» **TASK GOAL**
Omit every picture and output the rest of the records exactly as they are.

::: PROVIDED DATA :::

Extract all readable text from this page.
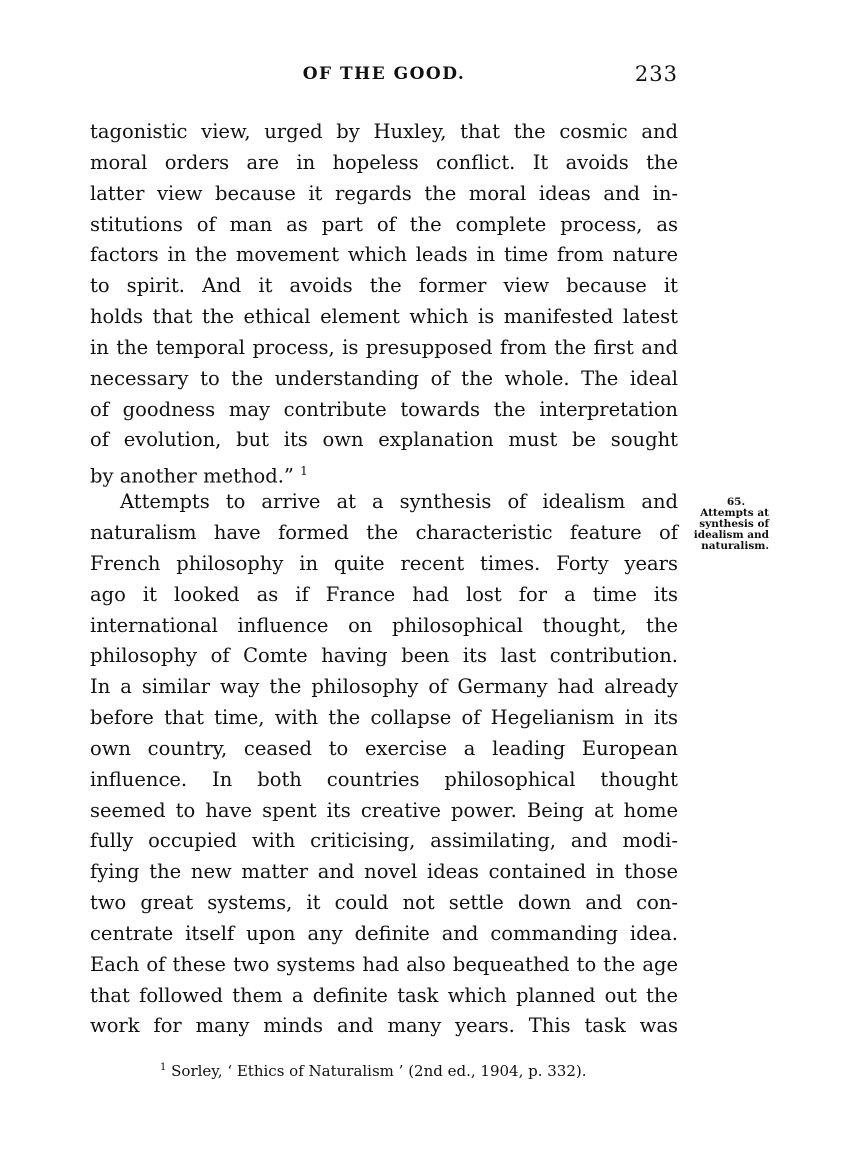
OF THE GOOD.	233
tagonistic view, urged by Huxley, that the cosmic and
moral orders are in hopeless conflict. It avoids the
latter view because it regards the moral ideas and in-
stitutions of man as part of the complete process, as
factors in the movement which leads in time from nature
to spirit. And it avoids the former view because it
holds that the ethical element which is manifested latest
in the temporal process, is presupposed from the first and
necessary to the understanding of the whole. The ideal
of goodness may contribute towards the interpretation
of evolution, but its own explanation must be sought
by another method.” $^1$
Attempts to arrive at a synthesis of idealism and
naturalism have formed the characteristic feature of
French philosophy in quite recent times. Forty years
ago it looked as if France had lost for a time its
international influence on philosophical thought, the
philosophy of Comte having been its last contribution.
In a similar way the philosophy of Germany had already
before that time, with the collapse of Hegelianism in its
own country, ceased to exercise a leading European
influence. In both countries philosophical thought
seemed to have spent its creative power. Being at home
fully occupied with criticising, assimilating, and modi-
fying the new matter and novel ideas contained in those
two great systems, it could not settle down and con-
centrate itself upon any definite and commanding idea.
Each of these two systems had also bequeathed to the age
that followed them a definite task which planned out the
work for many minds and many years. This task was
65.
Attempts at
synthesis of
idealism and
naturalism.
$^1$ Sorley, ‘ Ethics of Naturalism ’ (2nd ed., 1904, p. 332).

:::

» **RESULT**
Extract all readable text from this page.
OF THE GOOD.	233
tagonistic view, urged by Huxley, that the cosmic and
moral orders are in hopeless conflict. It avoids the
latter view because it regards the moral ideas and in-
stitutions of man as part of the complete process, as
factors in the movement which leads in time from nature
to spirit. And it avoids the former view because it
holds that the ethical element which is manifested latest
in the temporal process, is presupposed from the first and
necessary to the understanding of the whole. The ideal
of goodness may contribute towards the interpretation
of evolution, but its own explanation must be sought
by another method.” $^1$
Attempts to arrive at a synthesis of idealism and
naturalism have formed the characteristic feature of
French philosophy in quite recent times. Forty years
ago it looked as if France had lost for a time its
international influence on philosophical thought, the
philosophy of Comte having been its last contribution.
In a similar way the philosophy of Germany had already
before that time, with the collapse of Hegelianism in its
own country, ceased to exercise a leading European
influence. In both countries philosophical thought
seemed to have spent its creative power. Being at home
fully occupied with criticising, assimilating, and modi-
fying the new matter and novel ideas contained in those
two great systems, it could not settle down and con-
centrate itself upon any definite and commanding idea.
Each of these two systems had also bequeathed to the age
that followed them a definite task which planned out the
work for many minds and many years. This task was
65.
Attempts at
synthesis of
idealism and
naturalism.
$^1$ Sorley, ‘ Ethics of Naturalism ’ (2nd ed., 1904, p. 332).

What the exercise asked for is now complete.